## EXERCISE TASK
Copy everything in the listing below word for word, apart from any images.

## DATA SHOWN
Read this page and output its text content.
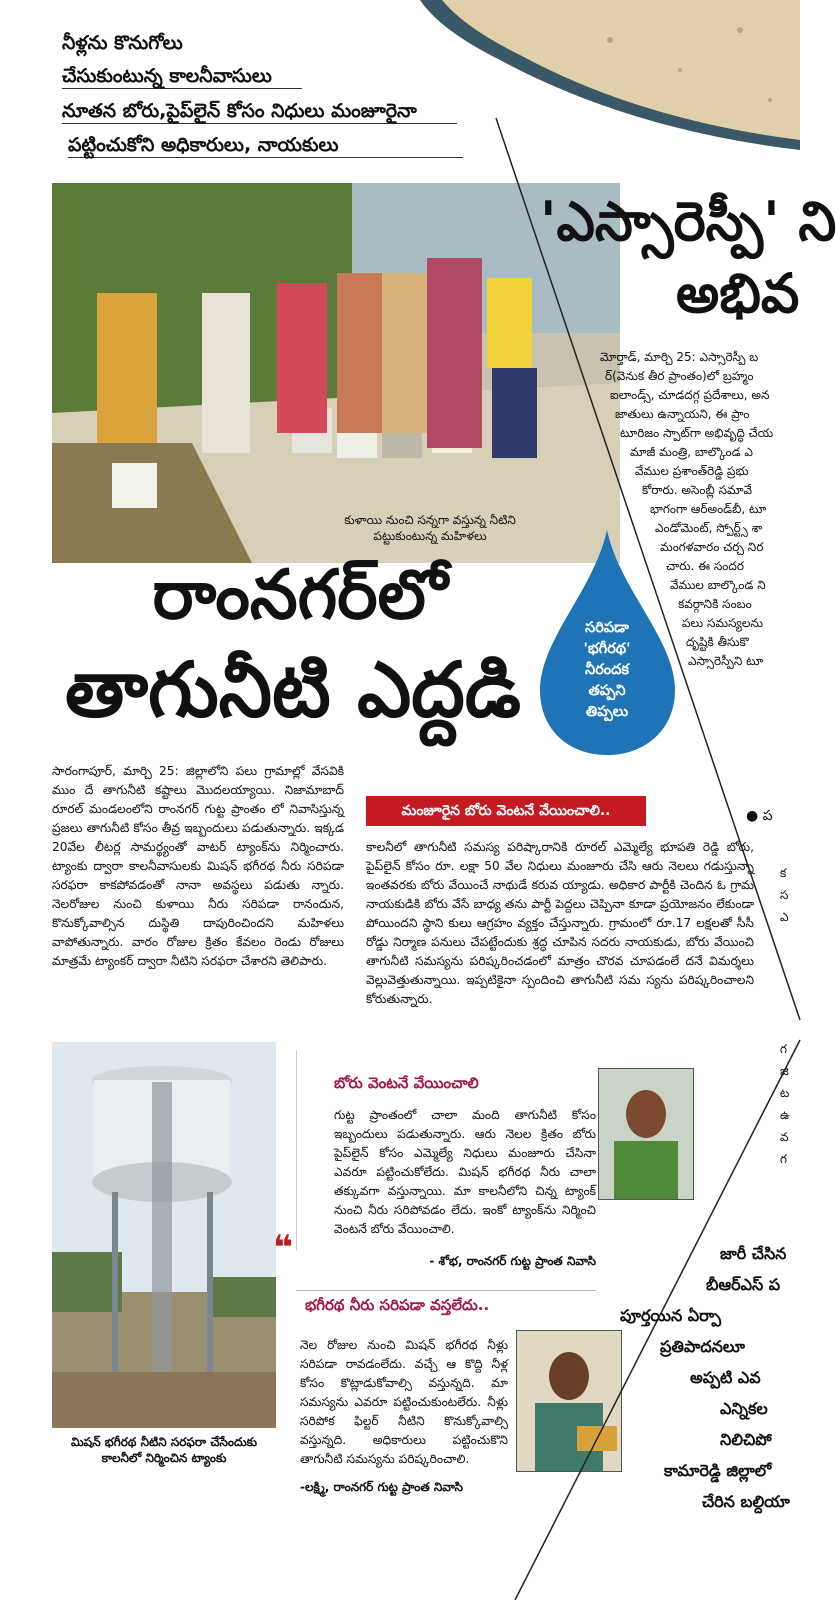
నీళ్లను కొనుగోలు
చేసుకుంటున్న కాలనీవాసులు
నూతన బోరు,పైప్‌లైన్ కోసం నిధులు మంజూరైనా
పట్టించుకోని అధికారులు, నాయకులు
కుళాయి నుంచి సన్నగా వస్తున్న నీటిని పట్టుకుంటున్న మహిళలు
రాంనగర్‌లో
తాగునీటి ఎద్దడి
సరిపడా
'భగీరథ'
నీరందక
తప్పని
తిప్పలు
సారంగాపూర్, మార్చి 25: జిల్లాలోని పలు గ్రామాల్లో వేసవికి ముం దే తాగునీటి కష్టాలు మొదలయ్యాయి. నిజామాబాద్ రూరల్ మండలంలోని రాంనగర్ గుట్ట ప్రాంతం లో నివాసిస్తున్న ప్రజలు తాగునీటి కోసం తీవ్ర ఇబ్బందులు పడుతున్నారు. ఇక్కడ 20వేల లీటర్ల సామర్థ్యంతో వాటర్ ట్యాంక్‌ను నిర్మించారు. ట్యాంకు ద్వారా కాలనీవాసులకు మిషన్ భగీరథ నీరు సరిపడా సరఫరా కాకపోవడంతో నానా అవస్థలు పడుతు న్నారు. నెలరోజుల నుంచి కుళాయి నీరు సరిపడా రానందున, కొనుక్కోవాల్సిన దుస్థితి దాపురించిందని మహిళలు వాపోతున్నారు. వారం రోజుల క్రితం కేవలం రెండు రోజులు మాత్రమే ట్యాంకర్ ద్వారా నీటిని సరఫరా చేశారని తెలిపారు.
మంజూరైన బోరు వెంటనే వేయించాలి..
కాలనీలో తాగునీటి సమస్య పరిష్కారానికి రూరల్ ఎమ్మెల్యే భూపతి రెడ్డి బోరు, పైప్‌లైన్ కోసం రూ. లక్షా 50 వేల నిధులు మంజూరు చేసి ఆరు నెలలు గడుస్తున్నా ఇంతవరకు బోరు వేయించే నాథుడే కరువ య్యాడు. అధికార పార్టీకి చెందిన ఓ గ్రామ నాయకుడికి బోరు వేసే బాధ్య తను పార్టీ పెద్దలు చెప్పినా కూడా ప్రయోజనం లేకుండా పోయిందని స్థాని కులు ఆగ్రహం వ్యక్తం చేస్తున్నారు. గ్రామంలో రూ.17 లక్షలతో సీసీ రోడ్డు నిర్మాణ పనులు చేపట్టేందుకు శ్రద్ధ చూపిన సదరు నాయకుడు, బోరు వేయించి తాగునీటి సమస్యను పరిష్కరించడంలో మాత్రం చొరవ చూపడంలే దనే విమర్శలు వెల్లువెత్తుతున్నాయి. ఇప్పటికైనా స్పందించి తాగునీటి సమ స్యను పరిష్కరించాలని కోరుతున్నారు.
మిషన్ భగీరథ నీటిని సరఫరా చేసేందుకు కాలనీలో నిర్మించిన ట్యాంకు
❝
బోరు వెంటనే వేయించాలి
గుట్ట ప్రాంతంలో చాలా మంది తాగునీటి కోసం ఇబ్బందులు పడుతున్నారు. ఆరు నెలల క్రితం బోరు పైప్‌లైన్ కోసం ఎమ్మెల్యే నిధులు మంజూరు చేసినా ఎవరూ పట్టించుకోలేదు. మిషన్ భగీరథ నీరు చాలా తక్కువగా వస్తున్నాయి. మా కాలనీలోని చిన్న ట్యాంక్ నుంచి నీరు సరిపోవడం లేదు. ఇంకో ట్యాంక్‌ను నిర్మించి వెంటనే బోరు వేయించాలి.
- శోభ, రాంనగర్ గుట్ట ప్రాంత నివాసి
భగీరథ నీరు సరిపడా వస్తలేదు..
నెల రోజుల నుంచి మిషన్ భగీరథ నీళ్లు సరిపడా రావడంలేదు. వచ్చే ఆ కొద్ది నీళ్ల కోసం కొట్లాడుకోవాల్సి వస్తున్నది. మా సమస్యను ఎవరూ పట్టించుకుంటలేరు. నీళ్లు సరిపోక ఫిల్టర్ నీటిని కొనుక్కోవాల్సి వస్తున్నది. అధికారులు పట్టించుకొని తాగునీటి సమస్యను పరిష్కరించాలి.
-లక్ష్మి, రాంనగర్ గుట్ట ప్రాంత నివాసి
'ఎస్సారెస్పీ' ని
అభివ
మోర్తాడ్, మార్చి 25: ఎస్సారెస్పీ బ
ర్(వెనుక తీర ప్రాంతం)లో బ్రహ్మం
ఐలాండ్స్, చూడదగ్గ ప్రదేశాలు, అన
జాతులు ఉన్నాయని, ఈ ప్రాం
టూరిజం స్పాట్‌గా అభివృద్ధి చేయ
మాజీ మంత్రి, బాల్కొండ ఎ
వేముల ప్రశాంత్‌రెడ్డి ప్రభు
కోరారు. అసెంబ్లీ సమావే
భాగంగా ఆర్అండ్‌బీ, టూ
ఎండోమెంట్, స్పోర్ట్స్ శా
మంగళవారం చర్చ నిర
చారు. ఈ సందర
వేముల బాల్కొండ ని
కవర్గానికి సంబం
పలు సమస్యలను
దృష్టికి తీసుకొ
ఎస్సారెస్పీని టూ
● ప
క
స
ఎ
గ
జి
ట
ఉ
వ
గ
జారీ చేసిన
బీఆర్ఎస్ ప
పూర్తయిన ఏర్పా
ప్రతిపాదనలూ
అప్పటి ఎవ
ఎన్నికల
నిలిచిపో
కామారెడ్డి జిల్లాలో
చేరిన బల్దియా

## CORRECT RESPONSE
Read this page and output its text content.
నీళ్లను కొనుగోలు
చేసుకుంటున్న కాలనీవాసులు
నూతన బోరు,పైప్‌లైన్ కోసం నిధులు మంజూరైనా
పట్టించుకోని అధికారులు, నాయకులు
కుళాయి నుంచి సన్నగా వస్తున్న నీటిని పట్టుకుంటున్న మహిళలు
రాంనగర్‌లో
తాగునీటి ఎద్దడి
సరిపడా
'భగీరథ'
నీరందక
తప్పని
తిప్పలు
సారంగాపూర్, మార్చి 25: జిల్లాలోని పలు గ్రామాల్లో వేసవికి ముం దే తాగునీటి కష్టాలు మొదలయ్యాయి. నిజామాబాద్ రూరల్ మండలంలోని రాంనగర్ గుట్ట ప్రాంతం లో నివాసిస్తున్న ప్రజలు తాగునీటి కోసం తీవ్ర ఇబ్బందులు పడుతున్నారు. ఇక్కడ 20వేల లీటర్ల సామర్థ్యంతో వాటర్ ట్యాంక్‌ను నిర్మించారు. ట్యాంకు ద్వారా కాలనీవాసులకు మిషన్ భగీరథ నీరు సరిపడా సరఫరా కాకపోవడంతో నానా అవస్థలు పడుతు న్నారు. నెలరోజుల నుంచి కుళాయి నీరు సరిపడా రానందున, కొనుక్కోవాల్సిన దుస్థితి దాపురించిందని మహిళలు వాపోతున్నారు. వారం రోజుల క్రితం కేవలం రెండు రోజులు మాత్రమే ట్యాంకర్ ద్వారా నీటిని సరఫరా చేశారని తెలిపారు.
మంజూరైన బోరు వెంటనే వేయించాలి..
కాలనీలో తాగునీటి సమస్య పరిష్కారానికి రూరల్ ఎమ్మెల్యే భూపతి రెడ్డి బోరు, పైప్‌లైన్ కోసం రూ. లక్షా 50 వేల నిధులు మంజూరు చేసి ఆరు నెలలు గడుస్తున్నా ఇంతవరకు బోరు వేయించే నాథుడే కరువ య్యాడు. అధికార పార్టీకి చెందిన ఓ గ్రామ నాయకుడికి బోరు వేసే బాధ్య తను పార్టీ పెద్దలు చెప్పినా కూడా ప్రయోజనం లేకుండా పోయిందని స్థాని కులు ఆగ్రహం వ్యక్తం చేస్తున్నారు. గ్రామంలో రూ.17 లక్షలతో సీసీ రోడ్డు నిర్మాణ పనులు చేపట్టేందుకు శ్రద్ధ చూపిన సదరు నాయకుడు, బోరు వేయించి తాగునీటి సమస్యను పరిష్కరించడంలో మాత్రం చొరవ చూపడంలే దనే విమర్శలు వెల్లువెత్తుతున్నాయి. ఇప్పటికైనా స్పందించి తాగునీటి సమ స్యను పరిష్కరించాలని కోరుతున్నారు.
మిషన్ భగీరథ నీటిని సరఫరా చేసేందుకు కాలనీలో నిర్మించిన ట్యాంకు
❝
బోరు వెంటనే వేయించాలి
గుట్ట ప్రాంతంలో చాలా మంది తాగునీటి కోసం ఇబ్బందులు పడుతున్నారు. ఆరు నెలల క్రితం బోరు పైప్‌లైన్ కోసం ఎమ్మెల్యే నిధులు మంజూరు చేసినా ఎవరూ పట్టించుకోలేదు. మిషన్ భగీరథ నీరు చాలా తక్కువగా వస్తున్నాయి. మా కాలనీలోని చిన్న ట్యాంక్ నుంచి నీరు సరిపోవడం లేదు. ఇంకో ట్యాంక్‌ను నిర్మించి వెంటనే బోరు వేయించాలి.
- శోభ, రాంనగర్ గుట్ట ప్రాంత నివాసి
భగీరథ నీరు సరిపడా వస్తలేదు..
నెల రోజుల నుంచి మిషన్ భగీరథ నీళ్లు సరిపడా రావడంలేదు. వచ్చే ఆ కొద్ది నీళ్ల కోసం కొట్లాడుకోవాల్సి వస్తున్నది. మా సమస్యను ఎవరూ పట్టించుకుంటలేరు. నీళ్లు సరిపోక ఫిల్టర్ నీటిని కొనుక్కోవాల్సి వస్తున్నది. అధికారులు పట్టించుకొని తాగునీటి సమస్యను పరిష్కరించాలి.
-లక్ష్మి, రాంనగర్ గుట్ట ప్రాంత నివాసి
'ఎస్సారెస్పీ' ని
అభివ
మోర్తాడ్, మార్చి 25: ఎస్సారెస్పీ బ
ర్(వెనుక తీర ప్రాంతం)లో బ్రహ్మం
ఐలాండ్స్, చూడదగ్గ ప్రదేశాలు, అన
జాతులు ఉన్నాయని, ఈ ప్రాం
టూరిజం స్పాట్‌గా అభివృద్ధి చేయ
మాజీ మంత్రి, బాల్కొండ ఎ
వేముల ప్రశాంత్‌రెడ్డి ప్రభు
కోరారు. అసెంబ్లీ సమావే
భాగంగా ఆర్అండ్‌బీ, టూ
ఎండోమెంట్, స్పోర్ట్స్ శా
మంగళవారం చర్చ నిర
చారు. ఈ సందర
వేముల బాల్కొండ ని
కవర్గానికి సంబం
పలు సమస్యలను
దృష్టికి తీసుకొ
ఎస్సారెస్పీని టూ
● ప
క
స
ఎ
గ
జి
ట
ఉ
వ
గ
జారీ చేసిన
బీఆర్ఎస్ ప
పూర్తయిన ఏర్పా
ప్రతిపాదనలూ
అప్పటి ఎవ
ఎన్నికల
నిలిచిపో
కామారెడ్డి జిల్లాలో
చేరిన బల్దియా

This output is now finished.